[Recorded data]

** Start **

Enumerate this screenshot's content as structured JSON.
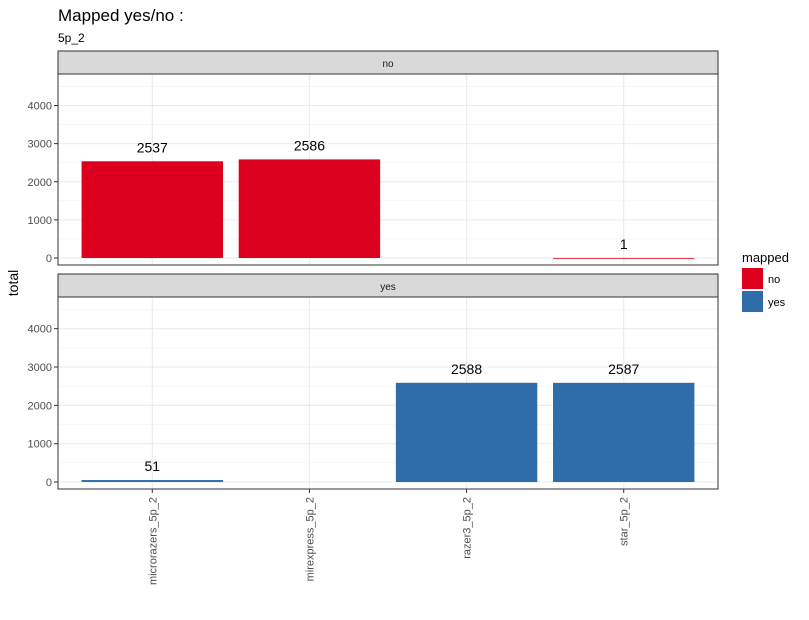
{
  "title": "Mapped yes/no :",
  "subtitle": "5p_2",
  "ylabel": "total",
  "legend": {
    "title": "mapped",
    "items": [
      {
        "label": "no",
        "color": "#DC001E"
      },
      {
        "label": "yes",
        "color": "#2E6DAA"
      }
    ]
  },
  "chart_data": {
    "type": "bar",
    "title": "Mapped yes/no :",
    "subtitle": "5p_2",
    "xlabel": "",
    "ylabel": "total",
    "ylim": [
      0,
      4800
    ],
    "yticks": [
      0,
      1000,
      2000,
      3000,
      4000
    ],
    "grid": true,
    "legend_position": "right",
    "categories": [
      "microrazers_5p_2",
      "mirexpress_5p_2",
      "razer3_5p_2",
      "star_5p_2"
    ],
    "facets": [
      {
        "label": "no",
        "color": "#DC001E",
        "values": [
          2537,
          2586,
          null,
          1
        ],
        "labels": [
          "2537",
          "2586",
          "",
          "1"
        ]
      },
      {
        "label": "yes",
        "color": "#2E6DAA",
        "values": [
          51,
          null,
          2588,
          2587
        ],
        "labels": [
          "51",
          "",
          "2588",
          "2587"
        ]
      }
    ]
  }
}
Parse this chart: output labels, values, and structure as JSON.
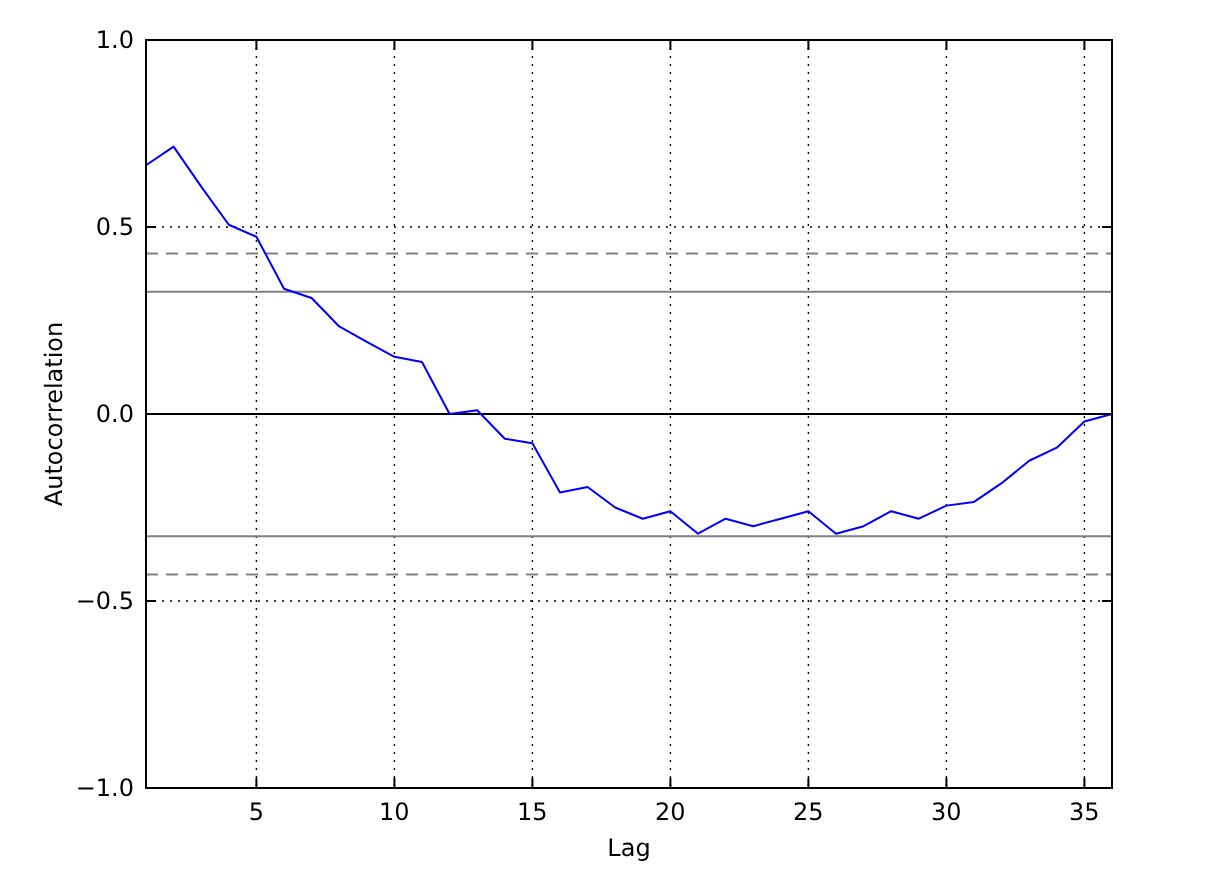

** End **

Copy the whole listing above word for word but do not carry over the pictures.

RESPONSE TO THE TASK »
Enumerate this screenshot's content as structured JSON.
{
  "title": "Mapped yes/no :",
  "subtitle": "5p_2",
  "ylabel": "total",
  "legend": {
    "title": "mapped",
    "items": [
      {
        "label": "no",
        "color": "#DC001E"
      },
      {
        "label": "yes",
        "color": "#2E6DAA"
      }
    ]
  },
  "chart_data": {
    "type": "bar",
    "title": "Mapped yes/no :",
    "subtitle": "5p_2",
    "xlabel": "",
    "ylabel": "total",
    "ylim": [
      0,
      4800
    ],
    "yticks": [
      0,
      1000,
      2000,
      3000,
      4000
    ],
    "grid": true,
    "legend_position": "right",
    "categories": [
      "microrazers_5p_2",
      "mirexpress_5p_2",
      "razer3_5p_2",
      "star_5p_2"
    ],
    "facets": [
      {
        "label": "no",
        "color": "#DC001E",
        "values": [
          2537,
          2586,
          null,
          1
        ],
        "labels": [
          "2537",
          "2586",
          "",
          "1"
        ]
      },
      {
        "label": "yes",
        "color": "#2E6DAA",
        "values": [
          51,
          null,
          2588,
          2587
        ],
        "labels": [
          "51",
          "",
          "2588",
          "2587"
        ]
      }
    ]
  }
}
Parse this chart: output labels, values, and structure as JSON.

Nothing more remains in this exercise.